• [TÂCHE COURTE]:
Recopiez à l'identique chaque ligne des enregistrements ci-dessous.
☆ ☆ ☆
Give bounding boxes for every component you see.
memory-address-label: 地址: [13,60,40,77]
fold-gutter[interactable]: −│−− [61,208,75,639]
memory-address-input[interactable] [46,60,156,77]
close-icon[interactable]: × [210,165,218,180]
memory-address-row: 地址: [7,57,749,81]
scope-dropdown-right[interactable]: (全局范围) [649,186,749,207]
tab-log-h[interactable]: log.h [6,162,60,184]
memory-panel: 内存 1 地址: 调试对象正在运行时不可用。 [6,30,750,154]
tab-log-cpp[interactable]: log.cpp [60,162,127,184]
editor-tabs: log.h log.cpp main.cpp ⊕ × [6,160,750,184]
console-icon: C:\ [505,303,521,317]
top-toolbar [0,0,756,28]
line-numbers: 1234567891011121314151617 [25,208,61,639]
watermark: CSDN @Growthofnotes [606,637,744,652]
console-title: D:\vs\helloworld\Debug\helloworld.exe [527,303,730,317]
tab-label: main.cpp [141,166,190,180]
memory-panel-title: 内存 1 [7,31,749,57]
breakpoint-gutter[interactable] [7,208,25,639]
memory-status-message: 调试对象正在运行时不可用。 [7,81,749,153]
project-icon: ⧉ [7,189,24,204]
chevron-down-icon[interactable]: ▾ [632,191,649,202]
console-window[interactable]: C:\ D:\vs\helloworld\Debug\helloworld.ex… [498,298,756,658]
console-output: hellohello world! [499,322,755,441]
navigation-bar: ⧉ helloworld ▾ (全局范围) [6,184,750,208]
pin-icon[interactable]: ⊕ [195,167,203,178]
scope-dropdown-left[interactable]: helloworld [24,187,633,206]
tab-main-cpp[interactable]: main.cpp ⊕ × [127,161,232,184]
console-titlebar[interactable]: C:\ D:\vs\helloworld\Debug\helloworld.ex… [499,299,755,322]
☆ ☆ ☆
• [SORTIE ATTENDUE]:
Give bounding boxes for every component you see.
memory-address-label: 地址: [13,60,40,77]
fold-gutter[interactable]: −│−− [61,208,75,639]
memory-address-input[interactable] [46,60,156,77]
close-icon[interactable]: × [210,165,218,180]
memory-address-row: 地址: [7,57,749,81]
scope-dropdown-right[interactable]: (全局范围) [649,186,749,207]
tab-log-h[interactable]: log.h [6,162,60,184]
memory-panel: 内存 1 地址: 调试对象正在运行时不可用。 [6,30,750,154]
tab-log-cpp[interactable]: log.cpp [60,162,127,184]
editor-tabs: log.h log.cpp main.cpp ⊕ × [6,160,750,184]
console-icon: C:\ [505,303,521,317]
top-toolbar [0,0,756,28]
line-numbers: 1234567891011121314151617 [25,208,61,639]
watermark: CSDN @Growthofnotes [606,637,744,652]
console-title: D:\vs\helloworld\Debug\helloworld.exe [527,303,730,317]
tab-label: main.cpp [141,166,190,180]
memory-panel-title: 内存 1 [7,31,749,57]
breakpoint-gutter[interactable] [7,208,25,639]
memory-status-message: 调试对象正在运行时不可用。 [7,81,749,153]
project-icon: ⧉ [7,189,24,204]
chevron-down-icon[interactable]: ▾ [632,191,649,202]
console-window[interactable]: C:\ D:\vs\helloworld\Debug\helloworld.ex… [498,298,756,658]
console-output: hellohello world! [499,322,755,441]
navigation-bar: ⧉ helloworld ▾ (全局范围) [6,184,750,208]
pin-icon[interactable]: ⊕ [195,167,203,178]
scope-dropdown-left[interactable]: helloworld [24,187,633,206]
tab-main-cpp[interactable]: main.cpp ⊕ × [127,161,232,184]
console-titlebar[interactable]: C:\ D:\vs\helloworld\Debug\helloworld.ex… [499,299,755,322]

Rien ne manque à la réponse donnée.